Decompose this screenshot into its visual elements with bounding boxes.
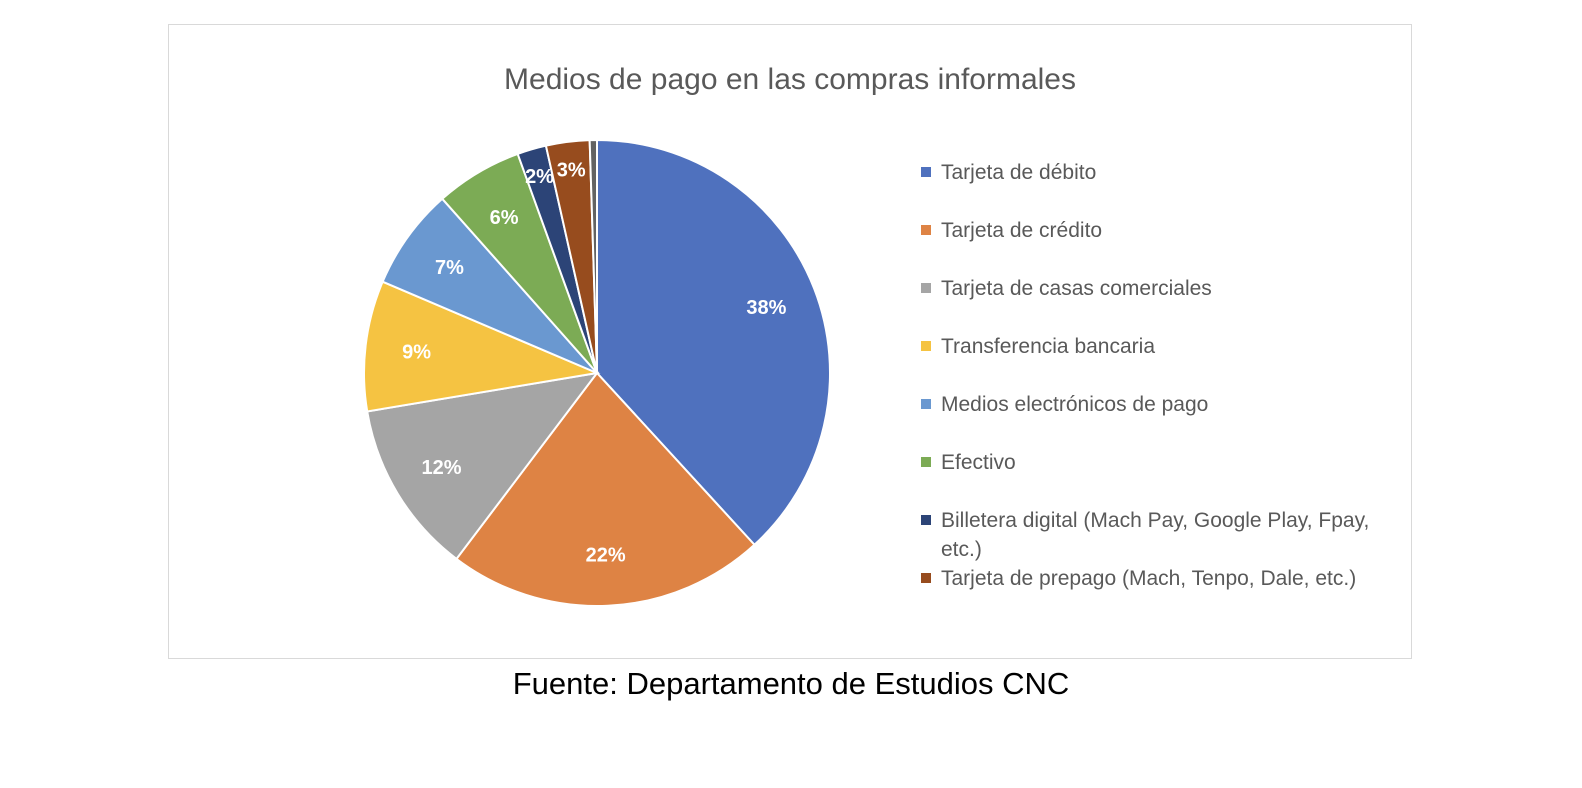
pie-slice-3 [363, 280, 601, 413]
legend-swatch-7 [921, 573, 931, 583]
legend-item-4: Medios electrónicos de pago [921, 390, 1401, 419]
legend-swatch-5 [921, 457, 931, 467]
slice-label-1: 22% [586, 545, 626, 567]
legend-label-3: Transferencia bancaria [941, 335, 1155, 358]
chart-title: Medios de pago en las compras informales [504, 63, 1076, 96]
pie-slice-1 [455, 371, 756, 607]
slice-label-4: 7% [435, 257, 464, 279]
slice-label-2: 12% [422, 457, 462, 479]
legend-label-1: Tarjeta de crédito [941, 219, 1103, 242]
legend-label-0: Tarjeta de débito [941, 161, 1097, 184]
legend-item-6: Billetera digital (Mach Pay, Google Play… [921, 506, 1401, 564]
legend-item-7: Tarjeta de prepago (Mach, Tenpo, Dale, e… [921, 564, 1401, 593]
source-note: Fuente: Departamento de Estudios CNC [512, 666, 1070, 701]
slice-label-5: 6% [490, 207, 519, 229]
legend-swatch-4 [921, 399, 931, 409]
chart-frame: Medios de pago en las compras informales… [168, 24, 1412, 659]
pie-slice-2 [366, 371, 600, 561]
slice-label-7: 3% [557, 160, 586, 182]
legend-item-5: Efectivo [921, 448, 1401, 477]
legend-swatch-3 [921, 341, 931, 351]
legend-swatch-6 [921, 515, 931, 525]
legend-label-5: Efectivo [941, 451, 1016, 474]
legend-label-7: Tarjeta de prepago (Mach, Tenpo, Dale, e… [941, 567, 1357, 590]
slice-label-6: 2% [525, 166, 554, 188]
legend-item-0: Tarjeta de débito [921, 158, 1401, 187]
pie-slice-0 [596, 138, 831, 547]
pie-chart: 38% 22% 12% 9% 7% 6% 2% 3% [363, 138, 831, 607]
legend-item-2: Tarjeta de casas comerciales [921, 274, 1401, 303]
legend-swatch-1 [921, 225, 931, 235]
legend-swatch-2 [921, 283, 931, 293]
slice-label-3: 9% [402, 342, 431, 364]
legend: Tarjeta de débito Tarjeta de crédito Tarje… [921, 158, 1401, 622]
legend-item-1: Tarjeta de crédito [921, 216, 1401, 245]
pie-slice-8 [588, 138, 598, 374]
legend-label-4: Medios electrónicos de pago [941, 393, 1209, 416]
legend-label-6: Billetera digital (Mach Pay, Google Play… [941, 509, 1370, 561]
legend-swatch-0 [921, 167, 931, 177]
legend-label-2: Tarjeta de casas comerciales [941, 277, 1212, 300]
legend-item-3: Transferencia bancaria [921, 332, 1401, 361]
slice-label-0: 38% [746, 297, 786, 319]
pie-slice-4 [381, 197, 598, 374]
◇ ◇ ◇ ◇ ◇ ◇ ◇
# Written task:
Collect every line in the rows above that contains the word "compras", copying each one in full.

# Response:
chart-title: Medios de pago en las compras informales [504, 63, 1076, 96]
chart-frame: Medios de pago en las compras informales… [168, 24, 1412, 659]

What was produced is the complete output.